YOUR GOAL:
Pick out the lines below that contain the string "JSON" and copy them all.

DATA:
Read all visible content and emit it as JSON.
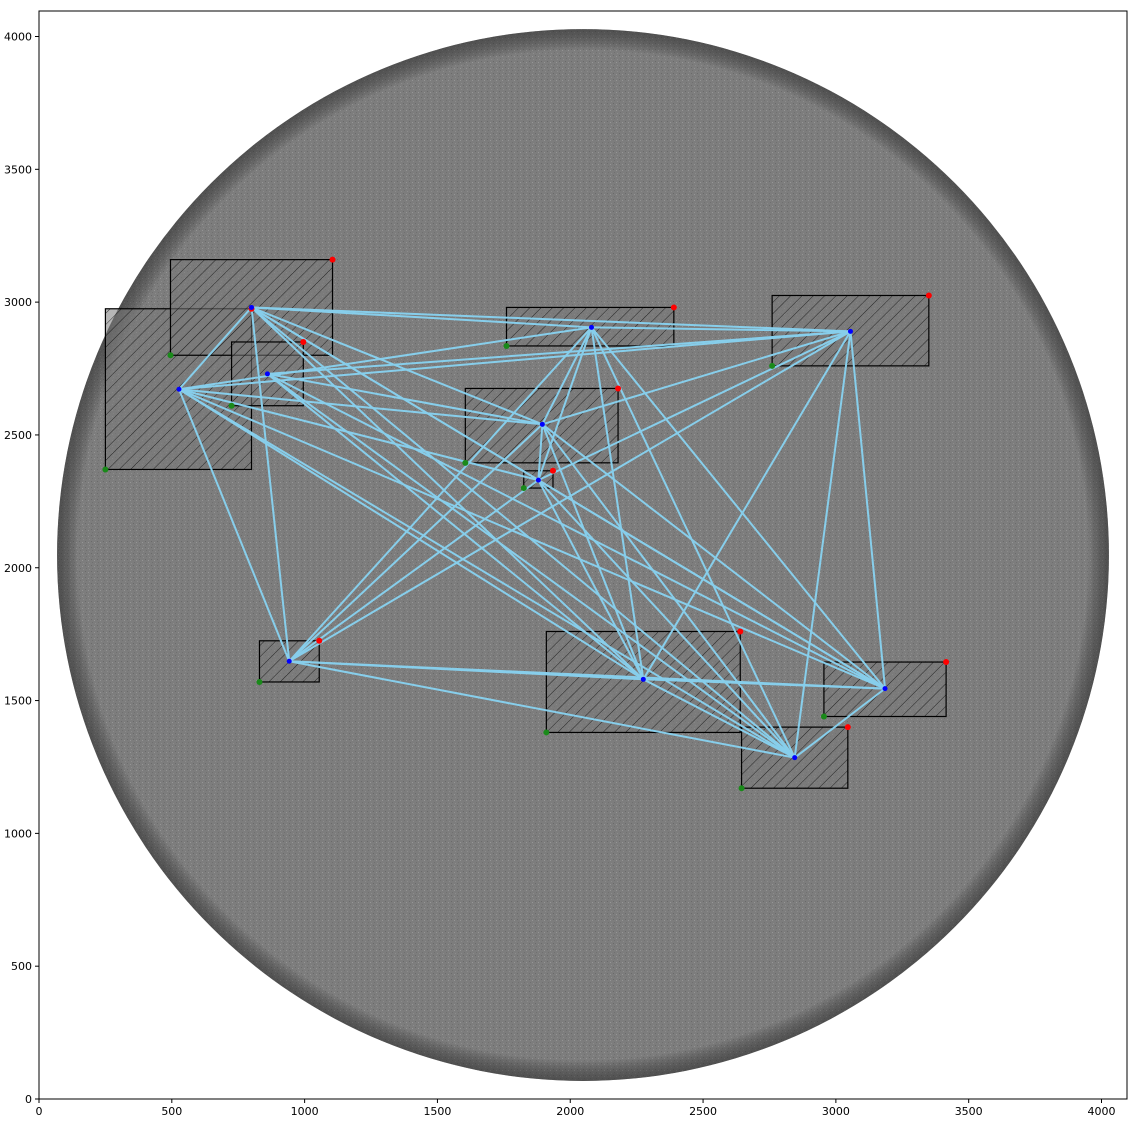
{
  "chart_data": {
    "type": "scatter",
    "title": "",
    "xlabel": "",
    "ylabel": "",
    "xlim": [
      0,
      4096
    ],
    "ylim": [
      0,
      4096
    ],
    "xticks": [
      0,
      500,
      1000,
      1500,
      2000,
      2500,
      3000,
      3500,
      4000
    ],
    "yticks": [
      0,
      500,
      1000,
      1500,
      2000,
      2500,
      3000,
      3500,
      4000
    ],
    "background": {
      "kind": "solar-disk-magnetogram",
      "center": [
        2048,
        2048
      ],
      "radius": 1980,
      "disk_color": "#808080"
    },
    "regions": [
      {
        "x0": 250,
        "y0": 2370,
        "x1": 800,
        "y1": 2975,
        "center": [
          527,
          2672
        ]
      },
      {
        "x0": 495,
        "y0": 2800,
        "x1": 1105,
        "y1": 3160,
        "center": [
          800,
          2980
        ]
      },
      {
        "x0": 725,
        "y0": 2610,
        "x1": 995,
        "y1": 2850,
        "center": [
          860,
          2730
        ]
      },
      {
        "x0": 1760,
        "y0": 2835,
        "x1": 2390,
        "y1": 2980,
        "center": [
          2080,
          2905
        ]
      },
      {
        "x0": 2760,
        "y0": 2760,
        "x1": 3350,
        "y1": 3025,
        "center": [
          3055,
          2890
        ]
      },
      {
        "x0": 1605,
        "y0": 2395,
        "x1": 2180,
        "y1": 2675,
        "center": [
          1895,
          2540
        ]
      },
      {
        "x0": 1825,
        "y0": 2300,
        "x1": 1935,
        "y1": 2365,
        "center": [
          1880,
          2330
        ]
      },
      {
        "x0": 830,
        "y0": 1570,
        "x1": 1055,
        "y1": 1725,
        "center": [
          942,
          1648
        ]
      },
      {
        "x0": 1910,
        "y0": 1380,
        "x1": 2640,
        "y1": 1760,
        "center": [
          2275,
          1580
        ]
      },
      {
        "x0": 2955,
        "y0": 1440,
        "x1": 3415,
        "y1": 1645,
        "center": [
          3185,
          1545
        ]
      },
      {
        "x0": 2645,
        "y0": 1170,
        "x1": 3045,
        "y1": 1400,
        "center": [
          2845,
          1285
        ]
      }
    ],
    "connections": [
      [
        0,
        1
      ],
      [
        0,
        3
      ],
      [
        0,
        4
      ],
      [
        0,
        5
      ],
      [
        0,
        6
      ],
      [
        0,
        7
      ],
      [
        0,
        8
      ],
      [
        0,
        9
      ],
      [
        0,
        10
      ],
      [
        1,
        3
      ],
      [
        1,
        4
      ],
      [
        1,
        5
      ],
      [
        1,
        6
      ],
      [
        1,
        7
      ],
      [
        1,
        8
      ],
      [
        1,
        9
      ],
      [
        1,
        10
      ],
      [
        2,
        4
      ],
      [
        2,
        5
      ],
      [
        2,
        8
      ],
      [
        2,
        9
      ],
      [
        2,
        10
      ],
      [
        3,
        4
      ],
      [
        3,
        5
      ],
      [
        3,
        6
      ],
      [
        3,
        7
      ],
      [
        3,
        8
      ],
      [
        3,
        9
      ],
      [
        3,
        10
      ],
      [
        4,
        5
      ],
      [
        4,
        6
      ],
      [
        4,
        7
      ],
      [
        4,
        8
      ],
      [
        4,
        9
      ],
      [
        4,
        10
      ],
      [
        5,
        6
      ],
      [
        5,
        7
      ],
      [
        5,
        8
      ],
      [
        5,
        9
      ],
      [
        5,
        10
      ],
      [
        6,
        7
      ],
      [
        6,
        8
      ],
      [
        6,
        9
      ],
      [
        6,
        10
      ],
      [
        7,
        8
      ],
      [
        7,
        9
      ],
      [
        7,
        10
      ],
      [
        8,
        9
      ],
      [
        8,
        10
      ],
      [
        9,
        10
      ]
    ],
    "colors": {
      "corner_low": "#1a8a1a",
      "corner_high": "#ff0000",
      "center": "#0000ff",
      "line": "#87ceeb",
      "box_edge": "#000000"
    }
  }
}
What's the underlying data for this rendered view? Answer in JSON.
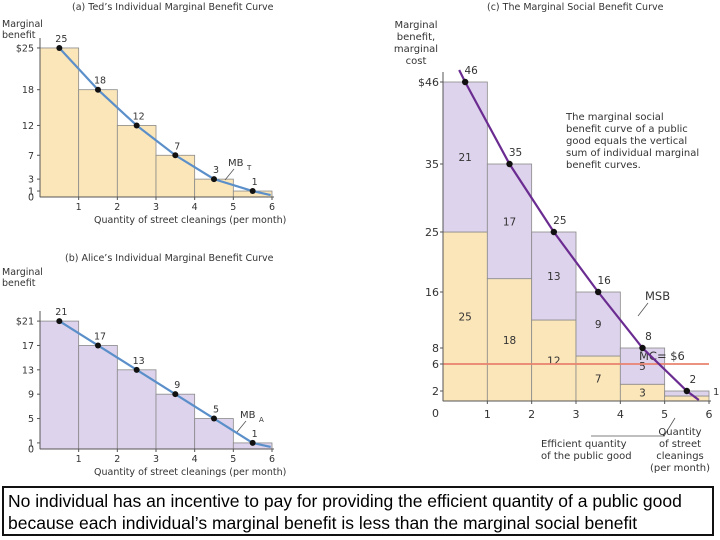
{
  "chart_data": [
    {
      "type": "bar",
      "title": "(a) Ted’s Individual Marginal Benefit Curve",
      "ylabel": "Marginal benefit",
      "xlabel": "Quantity of street cleanings (per month)",
      "x_ticks": [
        "0",
        "1",
        "2",
        "3",
        "4",
        "5",
        "6"
      ],
      "y_ticks": [
        "$25",
        "18",
        "12",
        "7",
        "3",
        "1",
        "0"
      ],
      "y_tick_values": [
        25,
        18,
        12,
        7,
        3,
        1,
        0
      ],
      "ylim": [
        0,
        26
      ],
      "xlim": [
        0,
        6
      ],
      "categories": [
        1,
        2,
        3,
        4,
        5,
        6
      ],
      "values": [
        25,
        18,
        12,
        7,
        3,
        1
      ],
      "point_labels": [
        "25",
        "18",
        "12",
        "7",
        "3",
        "1"
      ],
      "curve_label": "MB",
      "curve_label_sub": "T",
      "bar_color": "#fbe6b9",
      "curve_color": "#5b8fc9"
    },
    {
      "type": "bar",
      "title": "(b) Alice’s Individual Marginal Benefit Curve",
      "ylabel": "Marginal benefit",
      "xlabel": "Quantity of street cleanings (per month)",
      "x_ticks": [
        "0",
        "1",
        "2",
        "3",
        "4",
        "5",
        "6"
      ],
      "y_ticks": [
        "$21",
        "17",
        "13",
        "9",
        "5",
        "1",
        "0"
      ],
      "y_tick_values": [
        21,
        17,
        13,
        9,
        5,
        1,
        0
      ],
      "ylim": [
        0,
        22
      ],
      "xlim": [
        0,
        6
      ],
      "categories": [
        1,
        2,
        3,
        4,
        5,
        6
      ],
      "values": [
        21,
        17,
        13,
        9,
        5,
        1
      ],
      "point_labels": [
        "21",
        "17",
        "13",
        "9",
        "5",
        "1"
      ],
      "curve_label": "MB",
      "curve_label_sub": "A",
      "bar_color": "#ddd3ec",
      "curve_color": "#5b8fc9"
    },
    {
      "type": "bar",
      "title": "(c) The Marginal Social Benefit Curve",
      "ylabel": "Marginal benefit, marginal cost",
      "ylabel_lines": [
        "Marginal",
        "benefit,",
        "marginal",
        "cost"
      ],
      "xlabel_lines": [
        "Quantity",
        "of street",
        "cleanings",
        "(per month)"
      ],
      "x_ticks": [
        "0",
        "1",
        "2",
        "3",
        "4",
        "5",
        "6"
      ],
      "y_ticks": [
        "$46",
        "35",
        "25",
        "16",
        "8",
        "6",
        "2",
        "0"
      ],
      "y_tick_values": [
        46,
        35,
        25,
        16,
        8,
        6,
        2,
        0
      ],
      "ylim": [
        0,
        47
      ],
      "xlim": [
        0,
        6
      ],
      "categories": [
        1,
        2,
        3,
        4,
        5,
        6
      ],
      "series": [
        {
          "name": "Ted",
          "values": [
            25,
            18,
            12,
            7,
            3,
            1
          ],
          "color": "#fbe6b9"
        },
        {
          "name": "Alice",
          "values": [
            21,
            17,
            13,
            9,
            5,
            1
          ],
          "color": "#ddd3ec"
        }
      ],
      "totals": [
        46,
        35,
        25,
        16,
        8,
        2
      ],
      "point_labels": [
        "46",
        "35",
        "25",
        "16",
        "8",
        "2"
      ],
      "curve_label": "MSB",
      "curve_color": "#6b2c91",
      "mc_value": 6,
      "mc_label": "MC= $6",
      "mc_color": "#e8826e",
      "annotation": [
        "The marginal social",
        "benefit curve of a public",
        "good equals the vertical",
        "sum of individual marginal",
        "benefit curves."
      ],
      "efficient_label": [
        "Efficient quantity",
        "of the public good"
      ]
    }
  ],
  "caption": "No individual has an incentive to pay for providing the efficient quantity of a public good because each individual’s marginal benefit is less than the marginal social benefit"
}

TASK OUTPUT:
Read all visible content and emit it as JSON.
What's the underlying data for this rendered view? Answer in JSON.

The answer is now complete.